• _Brief_
Find each line with the string "الوسائل" and copy it.

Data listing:
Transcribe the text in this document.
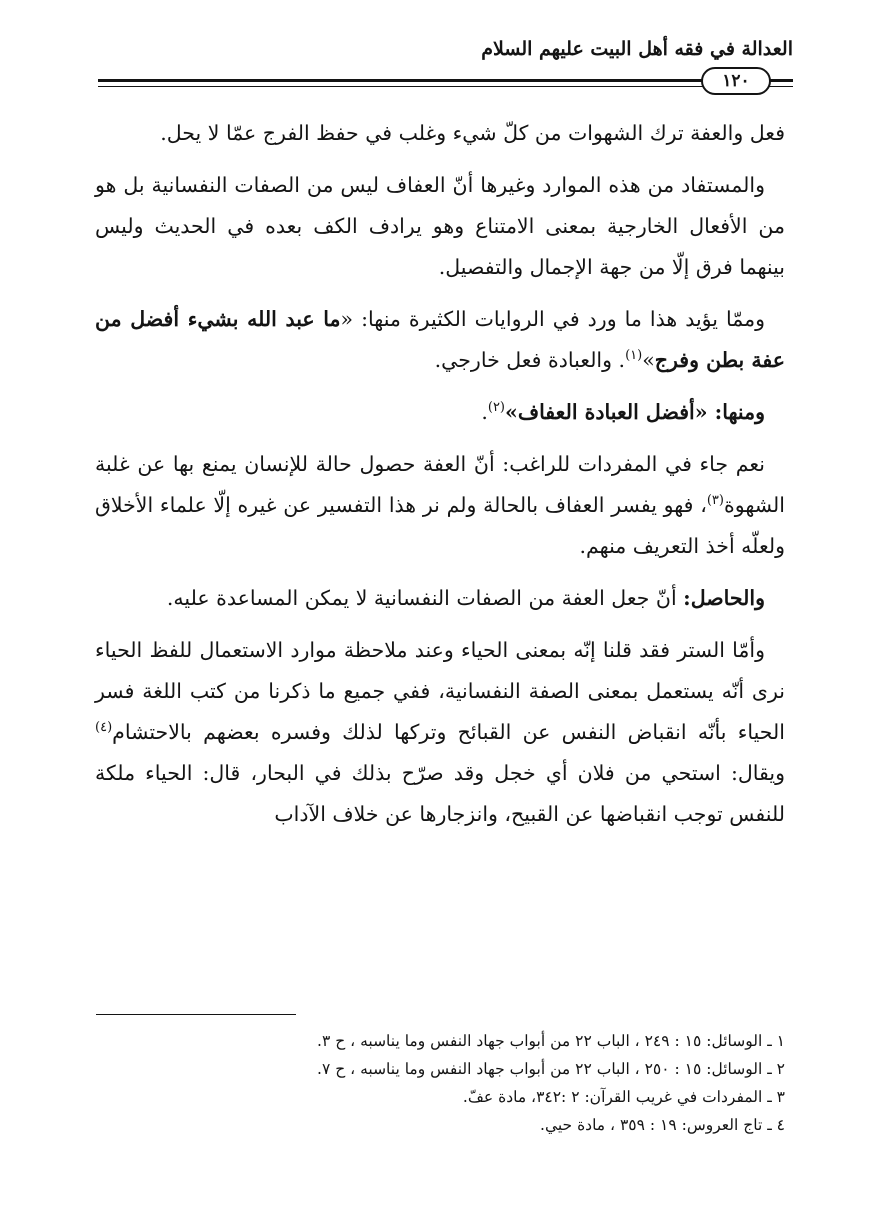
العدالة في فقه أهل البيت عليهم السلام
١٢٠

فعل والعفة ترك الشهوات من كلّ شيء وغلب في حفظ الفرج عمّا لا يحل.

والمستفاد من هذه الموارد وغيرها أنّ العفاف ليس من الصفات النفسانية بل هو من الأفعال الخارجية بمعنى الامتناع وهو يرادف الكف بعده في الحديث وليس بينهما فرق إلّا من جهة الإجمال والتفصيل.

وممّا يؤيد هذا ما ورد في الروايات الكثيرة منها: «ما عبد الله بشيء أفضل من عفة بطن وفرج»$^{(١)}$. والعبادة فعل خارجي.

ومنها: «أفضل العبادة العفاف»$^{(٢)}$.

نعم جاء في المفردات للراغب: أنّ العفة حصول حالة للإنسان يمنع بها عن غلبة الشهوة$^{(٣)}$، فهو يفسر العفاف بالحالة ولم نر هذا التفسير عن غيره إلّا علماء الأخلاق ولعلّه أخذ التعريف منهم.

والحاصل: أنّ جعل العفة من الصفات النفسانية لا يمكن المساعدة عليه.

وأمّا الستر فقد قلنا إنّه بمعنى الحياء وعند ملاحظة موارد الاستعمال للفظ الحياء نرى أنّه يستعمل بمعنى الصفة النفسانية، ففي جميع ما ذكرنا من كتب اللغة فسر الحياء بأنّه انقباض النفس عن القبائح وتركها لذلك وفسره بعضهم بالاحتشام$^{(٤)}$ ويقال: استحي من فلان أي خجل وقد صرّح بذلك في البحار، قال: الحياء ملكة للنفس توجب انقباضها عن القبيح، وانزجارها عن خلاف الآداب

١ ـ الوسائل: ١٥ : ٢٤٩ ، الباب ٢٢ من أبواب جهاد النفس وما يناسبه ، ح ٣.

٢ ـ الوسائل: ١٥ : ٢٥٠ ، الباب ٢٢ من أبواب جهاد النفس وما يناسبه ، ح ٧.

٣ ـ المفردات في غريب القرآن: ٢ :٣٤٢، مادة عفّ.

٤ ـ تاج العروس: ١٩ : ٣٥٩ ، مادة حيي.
...
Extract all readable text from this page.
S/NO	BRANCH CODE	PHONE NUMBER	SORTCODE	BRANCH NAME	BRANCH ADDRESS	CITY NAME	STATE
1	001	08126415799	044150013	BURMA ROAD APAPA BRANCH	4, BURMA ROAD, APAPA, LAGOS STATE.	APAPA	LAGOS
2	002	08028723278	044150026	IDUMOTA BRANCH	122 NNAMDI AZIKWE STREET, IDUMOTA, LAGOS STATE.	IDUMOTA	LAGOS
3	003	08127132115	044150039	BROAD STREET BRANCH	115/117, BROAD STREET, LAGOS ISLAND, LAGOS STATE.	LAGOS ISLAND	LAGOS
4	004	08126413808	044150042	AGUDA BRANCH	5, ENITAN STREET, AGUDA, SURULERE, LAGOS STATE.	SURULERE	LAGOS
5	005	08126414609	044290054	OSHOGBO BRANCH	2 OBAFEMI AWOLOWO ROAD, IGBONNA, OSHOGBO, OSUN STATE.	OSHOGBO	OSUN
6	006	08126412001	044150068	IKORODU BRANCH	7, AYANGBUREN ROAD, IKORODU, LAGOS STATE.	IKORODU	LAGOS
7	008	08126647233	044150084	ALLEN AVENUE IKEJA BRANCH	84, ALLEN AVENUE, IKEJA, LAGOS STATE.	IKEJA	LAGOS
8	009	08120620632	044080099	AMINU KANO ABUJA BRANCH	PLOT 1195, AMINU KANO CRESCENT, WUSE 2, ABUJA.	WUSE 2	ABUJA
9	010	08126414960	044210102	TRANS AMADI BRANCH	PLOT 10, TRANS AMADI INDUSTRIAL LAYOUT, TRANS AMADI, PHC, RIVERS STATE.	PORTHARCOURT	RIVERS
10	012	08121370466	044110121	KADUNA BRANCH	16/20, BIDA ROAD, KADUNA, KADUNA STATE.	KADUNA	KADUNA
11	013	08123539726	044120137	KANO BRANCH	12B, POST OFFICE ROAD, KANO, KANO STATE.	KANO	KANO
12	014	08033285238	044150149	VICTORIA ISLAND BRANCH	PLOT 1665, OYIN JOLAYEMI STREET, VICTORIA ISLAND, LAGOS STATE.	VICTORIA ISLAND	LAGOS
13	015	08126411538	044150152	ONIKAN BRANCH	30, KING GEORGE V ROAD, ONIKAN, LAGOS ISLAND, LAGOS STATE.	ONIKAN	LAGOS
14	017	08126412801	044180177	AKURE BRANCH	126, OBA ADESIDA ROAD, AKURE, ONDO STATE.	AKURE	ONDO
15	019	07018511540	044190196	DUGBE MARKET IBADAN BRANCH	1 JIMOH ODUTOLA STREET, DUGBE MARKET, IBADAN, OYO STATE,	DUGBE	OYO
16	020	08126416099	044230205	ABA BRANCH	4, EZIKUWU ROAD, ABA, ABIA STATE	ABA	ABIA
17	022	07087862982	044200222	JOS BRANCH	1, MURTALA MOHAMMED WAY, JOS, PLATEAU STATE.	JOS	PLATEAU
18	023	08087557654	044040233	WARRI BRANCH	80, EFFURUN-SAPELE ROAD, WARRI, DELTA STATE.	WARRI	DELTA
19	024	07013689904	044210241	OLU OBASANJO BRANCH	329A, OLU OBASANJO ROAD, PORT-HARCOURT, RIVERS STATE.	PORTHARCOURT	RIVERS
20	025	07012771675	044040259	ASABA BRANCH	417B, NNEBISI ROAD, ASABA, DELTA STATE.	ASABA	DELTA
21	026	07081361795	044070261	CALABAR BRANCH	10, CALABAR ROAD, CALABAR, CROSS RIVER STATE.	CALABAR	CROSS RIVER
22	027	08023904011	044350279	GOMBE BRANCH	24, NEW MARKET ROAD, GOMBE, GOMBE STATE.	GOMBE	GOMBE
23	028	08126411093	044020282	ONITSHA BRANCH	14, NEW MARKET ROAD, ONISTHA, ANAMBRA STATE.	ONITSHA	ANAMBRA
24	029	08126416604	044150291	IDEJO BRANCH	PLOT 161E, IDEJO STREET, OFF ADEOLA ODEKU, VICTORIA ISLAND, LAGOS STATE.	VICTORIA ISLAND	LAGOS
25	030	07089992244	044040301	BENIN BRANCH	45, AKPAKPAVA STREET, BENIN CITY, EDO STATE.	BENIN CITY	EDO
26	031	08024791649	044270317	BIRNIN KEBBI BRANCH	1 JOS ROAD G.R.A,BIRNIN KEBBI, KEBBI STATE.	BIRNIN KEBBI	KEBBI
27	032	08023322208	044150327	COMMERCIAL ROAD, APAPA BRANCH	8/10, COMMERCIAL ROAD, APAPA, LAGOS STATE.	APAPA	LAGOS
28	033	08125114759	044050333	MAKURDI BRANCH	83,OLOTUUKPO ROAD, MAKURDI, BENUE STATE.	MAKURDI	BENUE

• _Completed exercise_
١ ـ الوسائل: ١٥ : ٢٤٩ ، الباب ٢٢ من أبواب جهاد النفس وما يناسبه ، ح ٣.
٢ ـ الوسائل: ١٥ : ٢٥٠ ، الباب ٢٢ من أبواب جهاد النفس وما يناسبه ، ح ٧.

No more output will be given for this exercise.